• **BRIEF**
Gather the lines from the material that contain "JSON".

[Stored entries]
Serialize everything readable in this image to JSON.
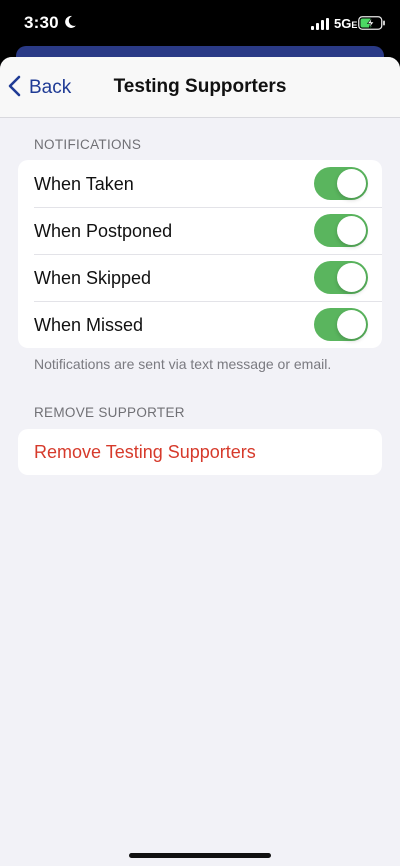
{
  "status": {
    "time": "3:30",
    "network": "5G",
    "network_suffix": "E",
    "icons": [
      "moon-icon",
      "signal-icon",
      "battery-charging-icon"
    ]
  },
  "nav": {
    "back_label": "Back",
    "title": "Testing Supporters"
  },
  "notifications": {
    "header": "NOTIFICATIONS",
    "items": [
      {
        "label": "When Taken",
        "on": true
      },
      {
        "label": "When Postponed",
        "on": true
      },
      {
        "label": "When Skipped",
        "on": true
      },
      {
        "label": "When Missed",
        "on": true
      }
    ],
    "footer": "Notifications are sent via text message or email."
  },
  "remove": {
    "header": "REMOVE SUPPORTER",
    "action_label": "Remove Testing Supporters"
  },
  "colors": {
    "toggle_on": "#5ab55e",
    "accent": "#1f3b95",
    "destructive": "#d63a2b"
  }
}
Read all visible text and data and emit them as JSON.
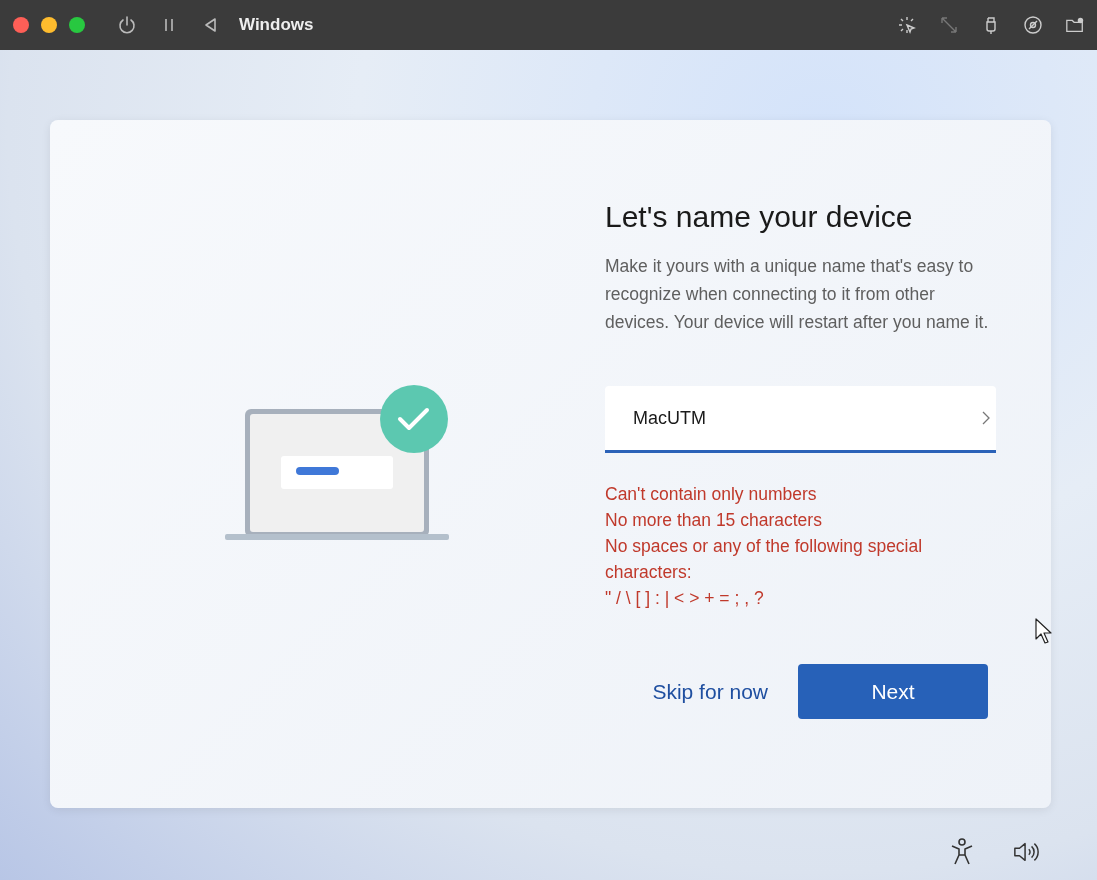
{
  "window": {
    "title": "Windows"
  },
  "dialog": {
    "heading": "Let's name your device",
    "description": "Make it yours with a unique name that's easy to recognize when connecting to it from other devices. Your device will restart after you name it.",
    "name_field": {
      "value": "MacUTM"
    },
    "errors": [
      "Can't contain only numbers",
      "No more than 15 characters",
      "No spaces or any of the following special characters:",
      "\" / \\ [ ] : | < > + = ; , ?"
    ],
    "secondary_button": "Skip for now",
    "primary_button": "Next"
  }
}
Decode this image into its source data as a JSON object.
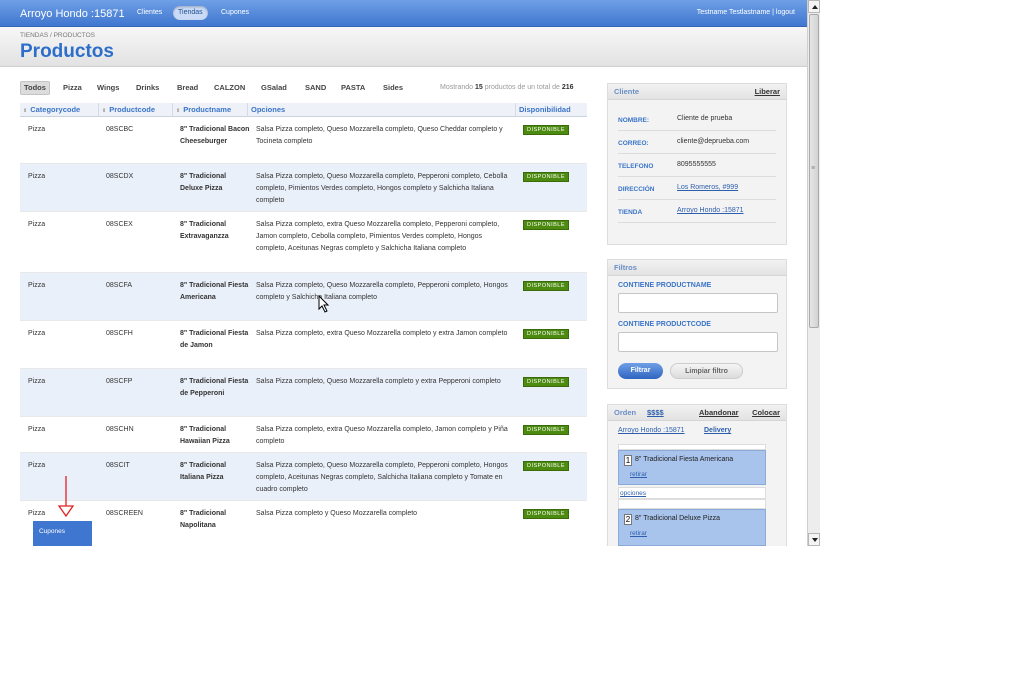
{
  "topbar": {
    "brand": "Arroyo Hondo :15871",
    "nav": [
      {
        "label": "Clientes",
        "active": false
      },
      {
        "label": "Tiendas",
        "active": true
      },
      {
        "label": "Cupones",
        "active": false
      }
    ],
    "user_nav": "Testname Testlastname | logout"
  },
  "header": {
    "breadcrumb": "TIENDAS / PRODUCTOS",
    "title": "Productos"
  },
  "category_tabs": [
    {
      "label": "Todos",
      "active": true
    },
    {
      "label": "Pizza",
      "active": false
    },
    {
      "label": "Wings",
      "active": false
    },
    {
      "label": "Drinks",
      "active": false
    },
    {
      "label": "Bread",
      "active": false
    },
    {
      "label": "CALZON",
      "active": false
    },
    {
      "label": "GSalad",
      "active": false
    },
    {
      "label": "SAND",
      "active": false
    },
    {
      "label": "PASTA",
      "active": false
    },
    {
      "label": "Sides",
      "active": false
    }
  ],
  "showing": {
    "prefix": "Mostrando",
    "count": "15",
    "middle": "productos de un total de",
    "total": "216"
  },
  "table": {
    "columns": [
      "Categorycode",
      "Productcode",
      "Productname",
      "Opciones",
      "Disponibilidad"
    ],
    "badge_label": "DISPONIBLE",
    "rows": [
      {
        "category": "Pizza",
        "code": "08SCBC",
        "name": "8\" Tradicional Bacon Cheeseburger",
        "options": "Salsa Pizza completo, Queso Mozzarella completo, Queso Cheddar completo y Tocineta completo"
      },
      {
        "category": "Pizza",
        "code": "08SCDX",
        "name": "8\" Tradicional Deluxe Pizza",
        "options": "Salsa Pizza completo, Queso Mozzarella completo, Pepperoni completo, Cebolla completo, Pimientos Verdes completo, Hongos completo y Salchicha Italiana completo"
      },
      {
        "category": "Pizza",
        "code": "08SCEX",
        "name": "8\" Tradicional Extravaganzza",
        "options": "Salsa Pizza completo, extra Queso Mozzarella completo, Pepperoni completo, Jamon completo, Cebolla completo, Pimientos Verdes completo, Hongos completo, Aceitunas Negras completo y Salchicha Italiana completo"
      },
      {
        "category": "Pizza",
        "code": "08SCFA",
        "name": "8\" Tradicional Fiesta Americana",
        "options": "Salsa Pizza completo, Queso Mozzarella completo, Pepperoni completo, Hongos completo y Salchicha Italiana completo"
      },
      {
        "category": "Pizza",
        "code": "08SCFH",
        "name": "8\" Tradicional Fiesta de Jamon",
        "options": "Salsa Pizza completo, extra Queso Mozzarella completo y extra Jamon completo"
      },
      {
        "category": "Pizza",
        "code": "08SCFP",
        "name": "8\" Tradicional Fiesta de Pepperoni",
        "options": "Salsa Pizza completo, Queso Mozzarella completo y extra Pepperoni completo"
      },
      {
        "category": "Pizza",
        "code": "08SCHN",
        "name": "8\" Tradicional Hawaiian Pizza",
        "options": "Salsa Pizza completo, extra Queso Mozzarella completo, Jamon completo y Piña completo"
      },
      {
        "category": "Pizza",
        "code": "08SCIT",
        "name": "8\" Tradicional Italiana Pizza",
        "options": "Salsa Pizza completo, Queso Mozzarella completo, Pepperoni completo, Hongos completo, Aceitunas Negras completo, Salchicha Italiana completo y Tomate en cuadro completo"
      },
      {
        "category": "Pizza",
        "code": "08SCREEN",
        "name": "8\" Tradicional Napolitana",
        "options": "Salsa Pizza completo y Queso Mozzarella completo"
      }
    ]
  },
  "cliente_panel": {
    "title": "Cliente",
    "action": "Liberar",
    "fields": [
      {
        "key": "NOMBRE:",
        "value": "Cliente de prueba",
        "link": false
      },
      {
        "key": "CORREO:",
        "value": "cliente@deprueba.com",
        "link": false
      },
      {
        "key": "TELEFONO",
        "value": "8095555555",
        "link": false
      },
      {
        "key": "DIRECCIÓN",
        "value": "Los Romeros, #999",
        "link": true
      },
      {
        "key": "TIENDA",
        "value": "Arroyo Hondo :15871",
        "link": true
      }
    ]
  },
  "filtros_panel": {
    "title": "Filtros",
    "label_name": "CONTIENE PRODUCTNAME",
    "label_code": "CONTIENE PRODUCTCODE",
    "btn_filtrar": "Filtrar",
    "btn_limpiar": "Limpiar filtro"
  },
  "orden_panel": {
    "title": "Orden",
    "amount": "$$$$",
    "abandonar": "Abandonar",
    "colocar": "Colocar",
    "store": "Arroyo Hondo :15871",
    "delivery": "Delivery",
    "items": [
      {
        "qty": "1",
        "name": "8\" Tradicional Fiesta Americana",
        "retirar": "retirar"
      },
      {
        "qty": "2",
        "name": "8\" Tradicional Deluxe Pizza",
        "retirar": "retirar"
      }
    ],
    "opciones_label": "opciones"
  },
  "floating_button": "Cupones",
  "colors": {
    "brand_blue": "#3f76cf",
    "available_green": "#4d8b10",
    "row_alt": "#eaf0fa",
    "arrow_red": "#e02020"
  }
}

• **TASK OUTPUT**
Serialize everything readable in this image to JSON.
Read all visible text and data and emit them as JSON.
Decode this image into its source data as a JSON object.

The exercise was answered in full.